- **RECORDS**
╔══

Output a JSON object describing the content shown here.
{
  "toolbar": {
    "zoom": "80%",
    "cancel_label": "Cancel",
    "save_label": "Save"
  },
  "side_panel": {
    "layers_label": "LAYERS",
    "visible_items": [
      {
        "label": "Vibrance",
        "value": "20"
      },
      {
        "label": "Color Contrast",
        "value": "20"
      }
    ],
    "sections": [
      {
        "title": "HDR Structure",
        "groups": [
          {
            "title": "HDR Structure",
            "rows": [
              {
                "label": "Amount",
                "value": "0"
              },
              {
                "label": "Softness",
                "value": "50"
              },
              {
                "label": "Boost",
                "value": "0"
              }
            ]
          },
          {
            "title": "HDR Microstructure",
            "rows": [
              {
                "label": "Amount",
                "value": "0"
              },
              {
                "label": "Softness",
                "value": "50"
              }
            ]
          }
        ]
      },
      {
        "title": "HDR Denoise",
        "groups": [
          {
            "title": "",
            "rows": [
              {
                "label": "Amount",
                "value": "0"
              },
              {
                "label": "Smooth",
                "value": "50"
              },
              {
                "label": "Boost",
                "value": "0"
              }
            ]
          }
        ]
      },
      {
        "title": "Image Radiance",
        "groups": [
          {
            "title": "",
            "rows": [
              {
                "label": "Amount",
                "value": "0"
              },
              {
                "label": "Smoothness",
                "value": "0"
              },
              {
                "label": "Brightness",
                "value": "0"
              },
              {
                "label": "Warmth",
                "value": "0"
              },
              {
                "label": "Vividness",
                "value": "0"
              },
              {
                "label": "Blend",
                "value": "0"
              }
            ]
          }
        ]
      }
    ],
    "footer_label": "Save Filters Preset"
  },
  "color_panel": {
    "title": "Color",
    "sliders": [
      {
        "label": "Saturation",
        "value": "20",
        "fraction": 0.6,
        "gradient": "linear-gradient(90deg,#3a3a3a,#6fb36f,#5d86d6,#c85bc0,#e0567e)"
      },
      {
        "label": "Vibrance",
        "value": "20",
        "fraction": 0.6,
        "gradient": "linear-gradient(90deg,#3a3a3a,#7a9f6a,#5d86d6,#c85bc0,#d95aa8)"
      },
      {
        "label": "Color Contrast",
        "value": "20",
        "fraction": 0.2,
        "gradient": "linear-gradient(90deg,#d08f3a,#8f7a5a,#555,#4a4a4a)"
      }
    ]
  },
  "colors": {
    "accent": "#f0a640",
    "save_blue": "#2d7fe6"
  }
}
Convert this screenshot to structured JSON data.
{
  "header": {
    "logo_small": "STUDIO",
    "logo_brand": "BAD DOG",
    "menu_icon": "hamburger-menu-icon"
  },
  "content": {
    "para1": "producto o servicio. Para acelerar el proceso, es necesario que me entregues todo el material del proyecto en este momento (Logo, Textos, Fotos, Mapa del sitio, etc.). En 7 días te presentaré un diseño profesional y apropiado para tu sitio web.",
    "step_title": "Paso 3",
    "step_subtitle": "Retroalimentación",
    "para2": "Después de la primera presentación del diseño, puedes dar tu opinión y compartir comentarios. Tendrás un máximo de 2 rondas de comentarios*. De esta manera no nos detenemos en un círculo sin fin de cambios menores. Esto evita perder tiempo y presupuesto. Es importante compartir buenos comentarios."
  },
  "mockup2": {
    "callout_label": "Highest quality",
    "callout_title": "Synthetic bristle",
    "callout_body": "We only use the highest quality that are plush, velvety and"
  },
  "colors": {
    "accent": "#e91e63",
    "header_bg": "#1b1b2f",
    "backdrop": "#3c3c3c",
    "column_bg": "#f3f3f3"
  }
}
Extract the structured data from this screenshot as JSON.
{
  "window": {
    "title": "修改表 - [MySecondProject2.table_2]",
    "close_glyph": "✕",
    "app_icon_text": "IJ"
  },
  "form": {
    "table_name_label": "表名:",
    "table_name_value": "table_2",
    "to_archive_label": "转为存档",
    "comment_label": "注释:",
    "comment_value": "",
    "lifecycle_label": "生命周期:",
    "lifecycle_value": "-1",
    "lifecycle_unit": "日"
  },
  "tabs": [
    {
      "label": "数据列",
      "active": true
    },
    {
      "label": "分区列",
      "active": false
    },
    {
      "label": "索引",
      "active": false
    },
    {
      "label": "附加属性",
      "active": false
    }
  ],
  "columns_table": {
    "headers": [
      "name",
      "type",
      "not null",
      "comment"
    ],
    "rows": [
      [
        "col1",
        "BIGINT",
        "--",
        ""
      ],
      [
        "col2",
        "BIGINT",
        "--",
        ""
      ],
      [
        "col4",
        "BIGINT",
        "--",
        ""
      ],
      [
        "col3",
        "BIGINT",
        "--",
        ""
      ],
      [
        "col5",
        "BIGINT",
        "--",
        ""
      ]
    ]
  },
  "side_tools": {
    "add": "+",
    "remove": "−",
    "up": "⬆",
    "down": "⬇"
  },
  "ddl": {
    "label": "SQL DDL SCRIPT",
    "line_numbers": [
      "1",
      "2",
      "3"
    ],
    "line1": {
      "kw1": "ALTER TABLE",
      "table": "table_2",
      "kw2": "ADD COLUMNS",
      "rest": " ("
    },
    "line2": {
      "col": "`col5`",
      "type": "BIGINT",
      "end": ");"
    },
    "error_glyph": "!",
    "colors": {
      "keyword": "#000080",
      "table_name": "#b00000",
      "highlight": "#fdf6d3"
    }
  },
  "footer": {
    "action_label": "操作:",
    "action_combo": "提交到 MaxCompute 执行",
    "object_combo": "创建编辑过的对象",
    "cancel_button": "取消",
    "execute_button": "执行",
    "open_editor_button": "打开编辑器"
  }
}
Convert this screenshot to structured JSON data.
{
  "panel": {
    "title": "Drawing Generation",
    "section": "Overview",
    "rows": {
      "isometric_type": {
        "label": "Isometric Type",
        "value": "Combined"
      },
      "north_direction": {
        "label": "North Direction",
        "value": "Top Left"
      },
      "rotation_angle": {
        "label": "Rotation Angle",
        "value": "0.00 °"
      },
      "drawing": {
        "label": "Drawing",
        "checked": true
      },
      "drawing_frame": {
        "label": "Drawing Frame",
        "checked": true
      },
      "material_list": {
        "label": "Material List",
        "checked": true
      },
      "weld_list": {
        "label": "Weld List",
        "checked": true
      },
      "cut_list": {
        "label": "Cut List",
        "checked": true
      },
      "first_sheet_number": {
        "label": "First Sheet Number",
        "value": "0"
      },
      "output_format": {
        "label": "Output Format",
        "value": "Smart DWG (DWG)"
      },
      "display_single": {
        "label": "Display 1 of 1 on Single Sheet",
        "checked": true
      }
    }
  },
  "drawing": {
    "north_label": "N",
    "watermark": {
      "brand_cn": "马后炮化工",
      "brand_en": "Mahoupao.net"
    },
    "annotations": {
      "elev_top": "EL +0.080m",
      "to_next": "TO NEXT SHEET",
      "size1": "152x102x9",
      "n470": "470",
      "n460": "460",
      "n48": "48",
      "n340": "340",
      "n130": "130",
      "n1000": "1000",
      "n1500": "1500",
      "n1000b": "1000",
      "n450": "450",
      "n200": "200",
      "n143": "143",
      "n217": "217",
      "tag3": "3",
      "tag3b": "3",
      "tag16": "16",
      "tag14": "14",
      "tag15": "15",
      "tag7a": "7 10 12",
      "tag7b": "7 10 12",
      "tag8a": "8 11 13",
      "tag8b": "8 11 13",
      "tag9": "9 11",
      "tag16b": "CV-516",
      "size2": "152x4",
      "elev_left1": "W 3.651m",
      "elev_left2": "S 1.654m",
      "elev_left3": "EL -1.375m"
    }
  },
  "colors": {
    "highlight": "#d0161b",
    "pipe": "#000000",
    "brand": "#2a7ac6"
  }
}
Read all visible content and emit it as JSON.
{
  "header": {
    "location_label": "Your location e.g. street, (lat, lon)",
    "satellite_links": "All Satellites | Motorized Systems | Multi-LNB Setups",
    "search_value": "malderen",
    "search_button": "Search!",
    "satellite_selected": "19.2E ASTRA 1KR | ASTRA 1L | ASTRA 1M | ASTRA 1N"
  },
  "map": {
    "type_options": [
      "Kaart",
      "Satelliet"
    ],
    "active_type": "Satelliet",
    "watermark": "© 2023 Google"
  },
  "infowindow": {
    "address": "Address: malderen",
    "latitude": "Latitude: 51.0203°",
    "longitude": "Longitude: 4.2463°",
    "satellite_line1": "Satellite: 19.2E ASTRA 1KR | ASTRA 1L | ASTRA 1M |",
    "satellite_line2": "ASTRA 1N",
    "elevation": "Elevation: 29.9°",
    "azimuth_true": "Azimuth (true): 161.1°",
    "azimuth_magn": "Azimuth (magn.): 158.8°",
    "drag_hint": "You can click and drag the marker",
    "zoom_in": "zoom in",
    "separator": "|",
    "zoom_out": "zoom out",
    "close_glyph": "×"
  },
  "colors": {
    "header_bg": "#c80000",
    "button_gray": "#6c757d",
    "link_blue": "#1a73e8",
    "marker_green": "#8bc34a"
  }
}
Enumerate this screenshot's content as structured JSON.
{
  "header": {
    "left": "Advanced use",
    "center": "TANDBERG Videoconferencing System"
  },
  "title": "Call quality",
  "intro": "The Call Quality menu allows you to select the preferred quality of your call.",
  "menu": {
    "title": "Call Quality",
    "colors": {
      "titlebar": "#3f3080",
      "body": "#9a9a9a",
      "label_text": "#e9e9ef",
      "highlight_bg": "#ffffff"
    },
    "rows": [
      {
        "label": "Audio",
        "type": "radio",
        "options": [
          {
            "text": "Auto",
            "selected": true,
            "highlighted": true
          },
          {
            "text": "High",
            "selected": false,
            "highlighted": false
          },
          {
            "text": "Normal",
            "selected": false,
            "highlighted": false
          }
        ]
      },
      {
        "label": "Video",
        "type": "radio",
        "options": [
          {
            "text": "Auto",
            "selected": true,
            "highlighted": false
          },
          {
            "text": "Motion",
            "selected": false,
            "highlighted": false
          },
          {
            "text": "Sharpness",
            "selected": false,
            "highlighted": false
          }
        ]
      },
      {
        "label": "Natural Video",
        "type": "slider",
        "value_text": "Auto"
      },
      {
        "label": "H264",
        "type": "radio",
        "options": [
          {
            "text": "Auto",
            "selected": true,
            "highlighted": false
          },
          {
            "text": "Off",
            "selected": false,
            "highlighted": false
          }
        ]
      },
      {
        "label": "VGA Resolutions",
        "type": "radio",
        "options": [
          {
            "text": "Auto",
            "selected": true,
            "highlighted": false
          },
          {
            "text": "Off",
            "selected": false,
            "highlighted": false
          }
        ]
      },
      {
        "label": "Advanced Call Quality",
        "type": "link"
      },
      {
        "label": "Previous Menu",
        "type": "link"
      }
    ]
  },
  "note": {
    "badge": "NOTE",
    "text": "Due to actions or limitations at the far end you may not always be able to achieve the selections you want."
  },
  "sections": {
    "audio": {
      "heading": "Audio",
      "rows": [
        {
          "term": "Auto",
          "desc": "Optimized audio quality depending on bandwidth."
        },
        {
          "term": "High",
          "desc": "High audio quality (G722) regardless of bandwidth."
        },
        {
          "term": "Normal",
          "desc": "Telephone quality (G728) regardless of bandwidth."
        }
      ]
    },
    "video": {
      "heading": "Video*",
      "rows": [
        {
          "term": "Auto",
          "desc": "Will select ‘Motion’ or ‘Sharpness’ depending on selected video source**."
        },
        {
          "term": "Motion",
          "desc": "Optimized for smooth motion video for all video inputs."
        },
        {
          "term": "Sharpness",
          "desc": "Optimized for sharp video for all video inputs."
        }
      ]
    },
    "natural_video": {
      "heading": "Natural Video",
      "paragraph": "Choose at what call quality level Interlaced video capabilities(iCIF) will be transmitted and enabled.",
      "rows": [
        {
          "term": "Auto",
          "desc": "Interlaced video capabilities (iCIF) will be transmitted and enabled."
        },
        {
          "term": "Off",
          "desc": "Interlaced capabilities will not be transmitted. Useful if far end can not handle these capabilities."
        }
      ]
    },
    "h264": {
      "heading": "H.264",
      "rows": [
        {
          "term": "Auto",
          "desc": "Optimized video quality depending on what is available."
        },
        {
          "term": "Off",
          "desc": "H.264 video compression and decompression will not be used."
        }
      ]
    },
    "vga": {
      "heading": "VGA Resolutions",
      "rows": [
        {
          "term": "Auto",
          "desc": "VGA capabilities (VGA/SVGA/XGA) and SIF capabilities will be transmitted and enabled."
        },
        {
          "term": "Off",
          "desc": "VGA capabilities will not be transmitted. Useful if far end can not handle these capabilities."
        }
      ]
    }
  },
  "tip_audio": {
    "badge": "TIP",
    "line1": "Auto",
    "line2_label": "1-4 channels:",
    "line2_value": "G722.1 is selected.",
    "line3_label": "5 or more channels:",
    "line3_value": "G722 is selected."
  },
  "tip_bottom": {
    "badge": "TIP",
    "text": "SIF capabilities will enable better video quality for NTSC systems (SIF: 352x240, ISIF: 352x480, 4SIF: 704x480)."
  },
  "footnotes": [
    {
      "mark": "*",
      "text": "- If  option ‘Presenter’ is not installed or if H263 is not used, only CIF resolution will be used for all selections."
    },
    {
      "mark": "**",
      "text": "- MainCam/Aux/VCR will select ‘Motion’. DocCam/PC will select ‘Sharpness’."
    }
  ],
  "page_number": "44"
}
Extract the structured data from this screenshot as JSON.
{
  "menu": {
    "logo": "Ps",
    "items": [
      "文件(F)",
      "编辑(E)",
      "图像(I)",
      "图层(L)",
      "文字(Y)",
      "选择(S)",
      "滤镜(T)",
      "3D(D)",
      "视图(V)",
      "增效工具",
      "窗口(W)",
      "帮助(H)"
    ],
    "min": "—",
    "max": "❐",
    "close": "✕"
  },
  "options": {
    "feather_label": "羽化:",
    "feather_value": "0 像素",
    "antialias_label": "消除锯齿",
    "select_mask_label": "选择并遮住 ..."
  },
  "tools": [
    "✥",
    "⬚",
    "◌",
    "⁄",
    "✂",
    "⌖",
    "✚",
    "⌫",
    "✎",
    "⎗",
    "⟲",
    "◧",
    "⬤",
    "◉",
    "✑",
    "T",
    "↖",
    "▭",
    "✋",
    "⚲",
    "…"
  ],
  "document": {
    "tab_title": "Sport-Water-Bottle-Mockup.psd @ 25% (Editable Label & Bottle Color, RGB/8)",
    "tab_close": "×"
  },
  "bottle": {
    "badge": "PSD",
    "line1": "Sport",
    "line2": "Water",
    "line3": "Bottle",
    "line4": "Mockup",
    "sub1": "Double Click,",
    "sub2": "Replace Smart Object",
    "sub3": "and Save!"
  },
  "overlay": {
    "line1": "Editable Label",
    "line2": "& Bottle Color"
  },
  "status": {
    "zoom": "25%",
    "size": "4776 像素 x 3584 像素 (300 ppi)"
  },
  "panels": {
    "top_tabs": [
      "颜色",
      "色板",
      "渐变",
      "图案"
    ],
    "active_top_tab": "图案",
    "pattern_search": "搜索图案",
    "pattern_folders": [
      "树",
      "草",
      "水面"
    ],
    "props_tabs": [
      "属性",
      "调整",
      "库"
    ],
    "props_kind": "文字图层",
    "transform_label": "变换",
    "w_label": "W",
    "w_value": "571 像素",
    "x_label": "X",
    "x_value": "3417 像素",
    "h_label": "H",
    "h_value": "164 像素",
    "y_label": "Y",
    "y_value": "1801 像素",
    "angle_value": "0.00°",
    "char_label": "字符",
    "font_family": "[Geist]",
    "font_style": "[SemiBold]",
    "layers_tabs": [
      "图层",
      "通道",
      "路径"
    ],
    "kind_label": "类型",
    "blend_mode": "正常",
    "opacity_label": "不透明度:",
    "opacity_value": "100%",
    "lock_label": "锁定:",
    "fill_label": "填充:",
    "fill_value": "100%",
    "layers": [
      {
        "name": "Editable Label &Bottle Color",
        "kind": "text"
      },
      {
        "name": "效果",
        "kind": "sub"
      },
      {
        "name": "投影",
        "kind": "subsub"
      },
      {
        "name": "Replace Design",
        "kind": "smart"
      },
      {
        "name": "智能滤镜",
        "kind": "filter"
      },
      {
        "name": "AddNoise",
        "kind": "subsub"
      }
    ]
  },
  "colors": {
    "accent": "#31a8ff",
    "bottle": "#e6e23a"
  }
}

╚══

- **THE TASK**
Sift the material for lines with the string "bandwidth". Copy each one found.

- **ANSWER TO THIS EXERCISE**
          "desc": "Optimized audio quality depending on bandwidth."
          "desc": "High audio quality (G722) regardless of bandwidth."
          "desc": "Telephone quality (G728) regardless of bandwidth."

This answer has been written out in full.